** Passage for review follows **
Our survival depends on one another. Our community has been stripped almost bare by AIDS. Many of our most talented have fallen. “When my brother fell I picked up his weapons.” We cannot afford to throw anything away in this struggle for life and liberation in which we find ourselves engaged. When I see talent ignored and men of great experience, skill, education, passion and ability relegated to the role of back ground singer, peanut gallery participant, or fan club president for the “pretty” I am disgusted. We do not have the resources to require our leaders to have the six pack of LL Cool Jay, the masculine appeal of Tupac Shakur, and the face of Nelly. It may very well be the brother with the six-pack of Cedric the entertainer, the masculine appeal of Patty Labelle, and the face of Ru-Paul who lead us forward the choice that we have is very simply to, “Live free, or die.”


HERU: You might want to define the phrase sexual apartheid using Kevin's previous comments as a reference. Having said that I will say that I think it is important for me as a social justice worker to challenge any form of apartheid. Therefore, sexual apartheid is one of the forms of apartheid or (internalized) oppression that I feel called to examine, discuss, critique, and work to dismantle. I work for social justice and against oppression (internalized and imposed) so that I can experience freedom and so that I can have better relationships with the people I love. For me, oppression in any form prevents any of us and all of us from fully being who we are, fully loving, fully engaging with each other. So I believe that there is a way of being, a way of living, a way of loving that I have not yet experienced with anyone because those ways exist on the other side of the wall of oppression. I want to get to that other side. I want to get to that place where I live and love in the absence of oppression (internalized and imposed). I can't even begin to imagine what the sex is like on that other side but I want to feel it.


CHARLES: I think we need to have a serious community-wide “come to Jesus” meeting about the messages we receive from the hetero world, and how they play out in our world. Many of us feel alienated, isolated, alone. Many of us are suffering. I talk to brothas constantly that have these feelings. They are suffering. They think because they don’t fit into this mold, they will be single forever, or unworthy. We can’t blame everything on the big straight boogy man, especially when we perpetuate the messages that wound us. If we are serious about community building the overriding message shouldn’t be no fats and no fems, but to invoke the thrilling words of Joseph Beam “we are worth wanting each other.”



>3. Why do you think the blog revolt ended up being so huge?



KEVIN: Many of us have been touched by this phenomenon. There are those of us who have been marginalized by this situation and there are those who have been privileged by it. Wherever we are in this conversation we all have a huge stake in how it turns out.


What I witnessed during our Blog conversation was a group of men who had much invested in lifting the secrecy away of from this phenomenon and unveiling the human faces of those who are hurt by “no fats, no fems,” and those who had everything invested in maintaining the secrecy. Just like white people often react with rationalization and justification to avoid acknowledging there privilege, I believe that many of the brothers who participated in the conversation that we had were acting to defend there privilege.


I am also very aware of an attempt to intellectualize and academize the conversation, to this end. The rhetoric of those who challenged the idea of sexual-desire privilege and marginalization amounted, in the end, to circumlocution and circumnavigation. To put it plainly they talked in circles around the issue of privilege which made the conversation that much more laborious.
** End of Passage for review **
Questions on the material:
1 > In the discussion, whose words does Charles invoke as the message the community should embrace?
2 > List every celebrity named in the first paragraph of the discussion.
3 > Write out the stretch of the discussion that begins with the words containing "CHARLES: I think" and ends with "being so huge?".
** Given information follows **
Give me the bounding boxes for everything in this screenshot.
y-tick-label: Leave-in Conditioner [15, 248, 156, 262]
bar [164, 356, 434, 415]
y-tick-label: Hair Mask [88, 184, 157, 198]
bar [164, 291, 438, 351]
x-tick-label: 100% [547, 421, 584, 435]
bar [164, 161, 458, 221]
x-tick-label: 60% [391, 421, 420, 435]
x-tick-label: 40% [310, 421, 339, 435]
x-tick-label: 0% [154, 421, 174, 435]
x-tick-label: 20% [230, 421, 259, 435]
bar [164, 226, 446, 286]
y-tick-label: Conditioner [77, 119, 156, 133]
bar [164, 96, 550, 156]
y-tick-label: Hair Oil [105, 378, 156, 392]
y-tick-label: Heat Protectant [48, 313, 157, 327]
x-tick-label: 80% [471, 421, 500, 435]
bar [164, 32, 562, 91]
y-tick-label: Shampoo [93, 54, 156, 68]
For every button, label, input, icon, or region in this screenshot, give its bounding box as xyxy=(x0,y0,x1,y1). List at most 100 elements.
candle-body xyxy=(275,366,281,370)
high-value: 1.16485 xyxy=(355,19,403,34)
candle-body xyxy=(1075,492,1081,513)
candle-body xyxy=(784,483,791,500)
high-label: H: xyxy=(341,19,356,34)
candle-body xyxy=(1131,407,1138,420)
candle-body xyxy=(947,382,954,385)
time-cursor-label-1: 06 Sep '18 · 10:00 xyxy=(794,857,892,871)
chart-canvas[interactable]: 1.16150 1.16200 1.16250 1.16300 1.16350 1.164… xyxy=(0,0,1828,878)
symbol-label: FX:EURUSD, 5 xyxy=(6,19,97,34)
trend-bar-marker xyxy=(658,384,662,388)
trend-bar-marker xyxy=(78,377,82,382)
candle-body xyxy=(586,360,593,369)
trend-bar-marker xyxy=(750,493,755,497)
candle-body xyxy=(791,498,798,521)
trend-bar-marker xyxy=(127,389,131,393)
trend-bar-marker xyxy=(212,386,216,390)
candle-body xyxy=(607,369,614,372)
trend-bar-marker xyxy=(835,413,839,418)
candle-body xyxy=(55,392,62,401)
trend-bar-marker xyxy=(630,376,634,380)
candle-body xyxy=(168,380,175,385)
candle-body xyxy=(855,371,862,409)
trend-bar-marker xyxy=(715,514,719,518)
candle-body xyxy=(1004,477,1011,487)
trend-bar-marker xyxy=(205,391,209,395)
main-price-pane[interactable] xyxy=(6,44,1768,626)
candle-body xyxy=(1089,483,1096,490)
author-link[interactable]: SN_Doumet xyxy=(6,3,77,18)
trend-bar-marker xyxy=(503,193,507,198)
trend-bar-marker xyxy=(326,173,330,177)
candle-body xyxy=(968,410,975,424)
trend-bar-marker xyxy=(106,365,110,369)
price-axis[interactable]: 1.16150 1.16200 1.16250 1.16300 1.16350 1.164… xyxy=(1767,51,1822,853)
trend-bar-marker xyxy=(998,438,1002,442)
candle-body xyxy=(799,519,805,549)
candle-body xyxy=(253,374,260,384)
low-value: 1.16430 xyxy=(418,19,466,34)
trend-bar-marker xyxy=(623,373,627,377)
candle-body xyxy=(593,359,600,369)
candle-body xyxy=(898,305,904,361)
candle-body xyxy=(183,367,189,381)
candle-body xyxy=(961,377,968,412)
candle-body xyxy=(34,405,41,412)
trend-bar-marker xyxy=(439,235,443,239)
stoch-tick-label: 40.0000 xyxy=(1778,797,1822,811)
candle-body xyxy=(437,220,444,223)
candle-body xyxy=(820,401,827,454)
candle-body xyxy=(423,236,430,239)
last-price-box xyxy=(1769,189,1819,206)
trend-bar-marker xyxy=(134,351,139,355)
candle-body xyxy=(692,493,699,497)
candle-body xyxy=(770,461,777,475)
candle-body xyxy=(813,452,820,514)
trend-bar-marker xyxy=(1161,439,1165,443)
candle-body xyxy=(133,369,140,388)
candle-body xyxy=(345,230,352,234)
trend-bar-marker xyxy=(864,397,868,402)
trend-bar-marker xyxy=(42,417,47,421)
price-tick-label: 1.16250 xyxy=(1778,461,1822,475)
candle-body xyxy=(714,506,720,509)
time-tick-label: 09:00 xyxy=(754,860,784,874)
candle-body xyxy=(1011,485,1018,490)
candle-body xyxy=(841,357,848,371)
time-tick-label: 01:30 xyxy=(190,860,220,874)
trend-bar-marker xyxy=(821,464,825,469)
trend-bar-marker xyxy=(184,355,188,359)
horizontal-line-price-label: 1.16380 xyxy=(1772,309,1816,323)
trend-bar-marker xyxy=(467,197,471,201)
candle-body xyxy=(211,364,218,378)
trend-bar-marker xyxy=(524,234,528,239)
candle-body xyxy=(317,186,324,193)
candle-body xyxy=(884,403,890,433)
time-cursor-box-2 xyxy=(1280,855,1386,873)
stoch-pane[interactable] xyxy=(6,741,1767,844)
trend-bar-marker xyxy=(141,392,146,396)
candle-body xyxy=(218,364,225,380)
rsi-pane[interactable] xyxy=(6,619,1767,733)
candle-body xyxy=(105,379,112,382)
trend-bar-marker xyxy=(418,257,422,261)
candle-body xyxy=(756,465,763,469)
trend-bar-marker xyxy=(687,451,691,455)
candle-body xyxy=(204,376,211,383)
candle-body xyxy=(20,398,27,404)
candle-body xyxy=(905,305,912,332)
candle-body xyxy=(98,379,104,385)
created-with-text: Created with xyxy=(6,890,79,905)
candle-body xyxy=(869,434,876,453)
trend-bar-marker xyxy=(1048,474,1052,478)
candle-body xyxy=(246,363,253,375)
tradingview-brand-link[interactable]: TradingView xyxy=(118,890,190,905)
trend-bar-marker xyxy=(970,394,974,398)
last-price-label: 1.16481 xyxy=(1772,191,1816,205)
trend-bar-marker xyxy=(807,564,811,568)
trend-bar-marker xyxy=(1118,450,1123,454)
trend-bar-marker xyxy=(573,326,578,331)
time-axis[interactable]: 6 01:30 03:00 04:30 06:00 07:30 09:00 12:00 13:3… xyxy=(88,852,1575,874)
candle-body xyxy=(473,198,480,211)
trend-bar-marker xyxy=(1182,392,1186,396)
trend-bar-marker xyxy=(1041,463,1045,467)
** End of Given information **
Task solutions:
1 > Joseph Beam's words: "we are worth wanting each other."

2 > LL Cool Jay, Tupac Shakur, Nelly, Cedric the entertainer, Patty Labelle, Ru-Paul

3 >
CHARLES: I think we need to have a serious community-wide “come to Jesus” meeting about the messages we receive from the hetero world, and how they play out in our world. Many of us feel alienated, isolated, alone. Many of us are suffering. I talk to brothas constantly that have these feelings. They are suffering. They think because they don’t fit into this mold, they will be single forever, or unworthy. We can’t blame everything on the big straight boogy man, especially when we perpetuate the messages that wound us. If we are serious about community building the overriding message shouldn’t be no fats and no fems, but to invoke the thrilling words of Joseph Beam “we are worth wanting each other.”



>3. Why do you think the blog revolt ended up being so huge?